**THE RECORDS**
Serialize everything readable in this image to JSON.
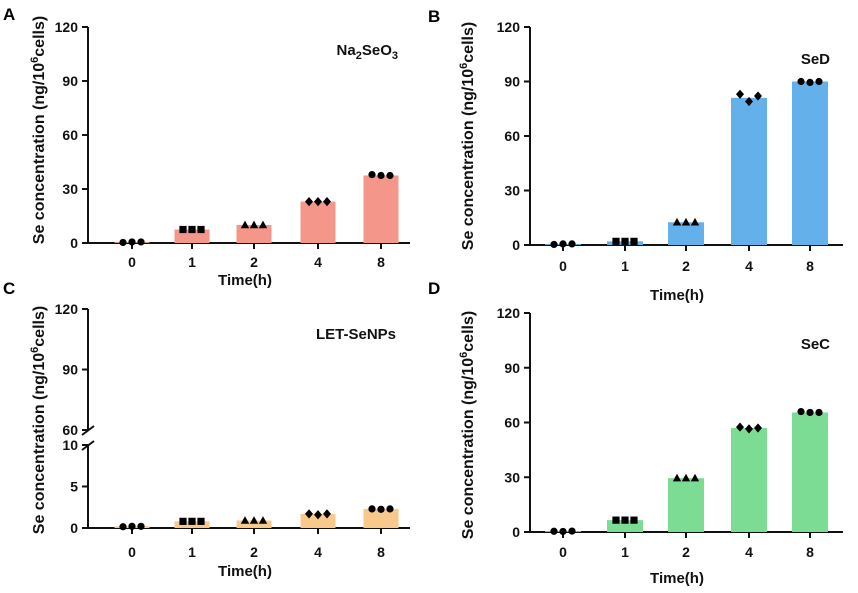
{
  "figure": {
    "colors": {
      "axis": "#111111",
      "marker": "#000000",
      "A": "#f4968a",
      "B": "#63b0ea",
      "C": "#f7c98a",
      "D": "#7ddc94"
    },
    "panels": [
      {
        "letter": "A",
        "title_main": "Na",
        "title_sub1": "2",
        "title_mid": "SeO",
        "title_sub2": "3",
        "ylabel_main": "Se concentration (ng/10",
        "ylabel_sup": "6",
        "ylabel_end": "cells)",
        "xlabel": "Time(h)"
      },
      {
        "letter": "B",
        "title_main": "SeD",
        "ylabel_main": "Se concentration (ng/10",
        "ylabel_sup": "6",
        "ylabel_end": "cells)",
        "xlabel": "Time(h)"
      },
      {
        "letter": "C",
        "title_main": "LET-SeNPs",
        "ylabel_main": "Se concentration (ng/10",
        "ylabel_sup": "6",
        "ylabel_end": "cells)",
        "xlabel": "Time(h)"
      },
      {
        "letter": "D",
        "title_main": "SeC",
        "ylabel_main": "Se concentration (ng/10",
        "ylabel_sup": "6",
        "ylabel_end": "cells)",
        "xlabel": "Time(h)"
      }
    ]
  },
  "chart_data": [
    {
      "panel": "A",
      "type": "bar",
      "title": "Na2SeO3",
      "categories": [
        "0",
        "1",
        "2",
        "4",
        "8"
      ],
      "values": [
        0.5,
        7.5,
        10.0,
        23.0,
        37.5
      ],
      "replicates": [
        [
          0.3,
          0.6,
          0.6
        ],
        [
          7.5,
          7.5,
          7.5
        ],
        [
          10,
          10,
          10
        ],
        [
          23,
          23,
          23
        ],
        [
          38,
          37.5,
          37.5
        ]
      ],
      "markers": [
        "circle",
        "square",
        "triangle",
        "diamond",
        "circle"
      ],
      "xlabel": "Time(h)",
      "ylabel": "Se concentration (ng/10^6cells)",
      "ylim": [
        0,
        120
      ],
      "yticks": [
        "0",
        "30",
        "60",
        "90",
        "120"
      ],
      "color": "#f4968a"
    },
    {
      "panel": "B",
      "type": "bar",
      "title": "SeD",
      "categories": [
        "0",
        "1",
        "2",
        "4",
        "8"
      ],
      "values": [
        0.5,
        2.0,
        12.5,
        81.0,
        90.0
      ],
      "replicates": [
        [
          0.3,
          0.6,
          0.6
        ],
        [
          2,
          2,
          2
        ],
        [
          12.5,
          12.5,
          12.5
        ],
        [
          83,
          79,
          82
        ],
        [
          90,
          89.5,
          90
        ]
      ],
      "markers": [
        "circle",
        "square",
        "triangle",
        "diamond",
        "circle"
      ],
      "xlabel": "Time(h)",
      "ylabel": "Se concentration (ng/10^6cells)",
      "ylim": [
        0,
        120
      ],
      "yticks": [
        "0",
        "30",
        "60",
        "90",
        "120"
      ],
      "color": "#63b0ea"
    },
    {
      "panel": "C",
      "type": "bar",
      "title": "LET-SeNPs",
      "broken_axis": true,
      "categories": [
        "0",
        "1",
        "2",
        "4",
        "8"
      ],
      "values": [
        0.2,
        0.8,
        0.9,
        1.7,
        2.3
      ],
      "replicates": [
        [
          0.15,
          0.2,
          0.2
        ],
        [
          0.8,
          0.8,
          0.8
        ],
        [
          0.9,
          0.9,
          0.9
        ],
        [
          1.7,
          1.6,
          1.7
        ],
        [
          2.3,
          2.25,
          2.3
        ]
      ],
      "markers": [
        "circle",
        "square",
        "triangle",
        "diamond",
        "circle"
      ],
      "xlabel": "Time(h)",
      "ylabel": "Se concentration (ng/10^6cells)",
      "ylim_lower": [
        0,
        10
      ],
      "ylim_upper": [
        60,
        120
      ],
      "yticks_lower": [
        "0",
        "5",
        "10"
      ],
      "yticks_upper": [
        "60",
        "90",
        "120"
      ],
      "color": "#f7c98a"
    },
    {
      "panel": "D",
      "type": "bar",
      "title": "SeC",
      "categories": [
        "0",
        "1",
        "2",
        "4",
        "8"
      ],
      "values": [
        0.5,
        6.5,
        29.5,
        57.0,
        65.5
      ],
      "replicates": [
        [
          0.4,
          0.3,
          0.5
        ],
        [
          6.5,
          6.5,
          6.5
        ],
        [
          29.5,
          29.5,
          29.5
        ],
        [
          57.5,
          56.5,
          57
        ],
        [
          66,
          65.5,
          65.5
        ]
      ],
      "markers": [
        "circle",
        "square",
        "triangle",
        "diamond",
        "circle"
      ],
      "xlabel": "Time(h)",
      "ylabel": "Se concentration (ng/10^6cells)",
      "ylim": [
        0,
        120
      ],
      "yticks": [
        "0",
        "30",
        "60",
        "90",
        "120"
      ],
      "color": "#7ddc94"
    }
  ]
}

**THE PROBLEM**
Omit the pictures, then quote the rest of the material above exactly.

**EXPECTED OUTPUT**
Serialize everything readable in this image to JSON.
{
  "figure": {
    "colors": {
      "axis": "#111111",
      "marker": "#000000",
      "A": "#f4968a",
      "B": "#63b0ea",
      "C": "#f7c98a",
      "D": "#7ddc94"
    },
    "panels": [
      {
        "letter": "A",
        "title_main": "Na",
        "title_sub1": "2",
        "title_mid": "SeO",
        "title_sub2": "3",
        "ylabel_main": "Se concentration (ng/10",
        "ylabel_sup": "6",
        "ylabel_end": "cells)",
        "xlabel": "Time(h)"
      },
      {
        "letter": "B",
        "title_main": "SeD",
        "ylabel_main": "Se concentration (ng/10",
        "ylabel_sup": "6",
        "ylabel_end": "cells)",
        "xlabel": "Time(h)"
      },
      {
        "letter": "C",
        "title_main": "LET-SeNPs",
        "ylabel_main": "Se concentration (ng/10",
        "ylabel_sup": "6",
        "ylabel_end": "cells)",
        "xlabel": "Time(h)"
      },
      {
        "letter": "D",
        "title_main": "SeC",
        "ylabel_main": "Se concentration (ng/10",
        "ylabel_sup": "6",
        "ylabel_end": "cells)",
        "xlabel": "Time(h)"
      }
    ]
  },
  "chart_data": [
    {
      "panel": "A",
      "type": "bar",
      "title": "Na2SeO3",
      "categories": [
        "0",
        "1",
        "2",
        "4",
        "8"
      ],
      "values": [
        0.5,
        7.5,
        10.0,
        23.0,
        37.5
      ],
      "replicates": [
        [
          0.3,
          0.6,
          0.6
        ],
        [
          7.5,
          7.5,
          7.5
        ],
        [
          10,
          10,
          10
        ],
        [
          23,
          23,
          23
        ],
        [
          38,
          37.5,
          37.5
        ]
      ],
      "markers": [
        "circle",
        "square",
        "triangle",
        "diamond",
        "circle"
      ],
      "xlabel": "Time(h)",
      "ylabel": "Se concentration (ng/10^6cells)",
      "ylim": [
        0,
        120
      ],
      "yticks": [
        "0",
        "30",
        "60",
        "90",
        "120"
      ],
      "color": "#f4968a"
    },
    {
      "panel": "B",
      "type": "bar",
      "title": "SeD",
      "categories": [
        "0",
        "1",
        "2",
        "4",
        "8"
      ],
      "values": [
        0.5,
        2.0,
        12.5,
        81.0,
        90.0
      ],
      "replicates": [
        [
          0.3,
          0.6,
          0.6
        ],
        [
          2,
          2,
          2
        ],
        [
          12.5,
          12.5,
          12.5
        ],
        [
          83,
          79,
          82
        ],
        [
          90,
          89.5,
          90
        ]
      ],
      "markers": [
        "circle",
        "square",
        "triangle",
        "diamond",
        "circle"
      ],
      "xlabel": "Time(h)",
      "ylabel": "Se concentration (ng/10^6cells)",
      "ylim": [
        0,
        120
      ],
      "yticks": [
        "0",
        "30",
        "60",
        "90",
        "120"
      ],
      "color": "#63b0ea"
    },
    {
      "panel": "C",
      "type": "bar",
      "title": "LET-SeNPs",
      "broken_axis": true,
      "categories": [
        "0",
        "1",
        "2",
        "4",
        "8"
      ],
      "values": [
        0.2,
        0.8,
        0.9,
        1.7,
        2.3
      ],
      "replicates": [
        [
          0.15,
          0.2,
          0.2
        ],
        [
          0.8,
          0.8,
          0.8
        ],
        [
          0.9,
          0.9,
          0.9
        ],
        [
          1.7,
          1.6,
          1.7
        ],
        [
          2.3,
          2.25,
          2.3
        ]
      ],
      "markers": [
        "circle",
        "square",
        "triangle",
        "diamond",
        "circle"
      ],
      "xlabel": "Time(h)",
      "ylabel": "Se concentration (ng/10^6cells)",
      "ylim_lower": [
        0,
        10
      ],
      "ylim_upper": [
        60,
        120
      ],
      "yticks_lower": [
        "0",
        "5",
        "10"
      ],
      "yticks_upper": [
        "60",
        "90",
        "120"
      ],
      "color": "#f7c98a"
    },
    {
      "panel": "D",
      "type": "bar",
      "title": "SeC",
      "categories": [
        "0",
        "1",
        "2",
        "4",
        "8"
      ],
      "values": [
        0.5,
        6.5,
        29.5,
        57.0,
        65.5
      ],
      "replicates": [
        [
          0.4,
          0.3,
          0.5
        ],
        [
          6.5,
          6.5,
          6.5
        ],
        [
          29.5,
          29.5,
          29.5
        ],
        [
          57.5,
          56.5,
          57
        ],
        [
          66,
          65.5,
          65.5
        ]
      ],
      "markers": [
        "circle",
        "square",
        "triangle",
        "diamond",
        "circle"
      ],
      "xlabel": "Time(h)",
      "ylabel": "Se concentration (ng/10^6cells)",
      "ylim": [
        0,
        120
      ],
      "yticks": [
        "0",
        "30",
        "60",
        "90",
        "120"
      ],
      "color": "#7ddc94"
    }
  ]
}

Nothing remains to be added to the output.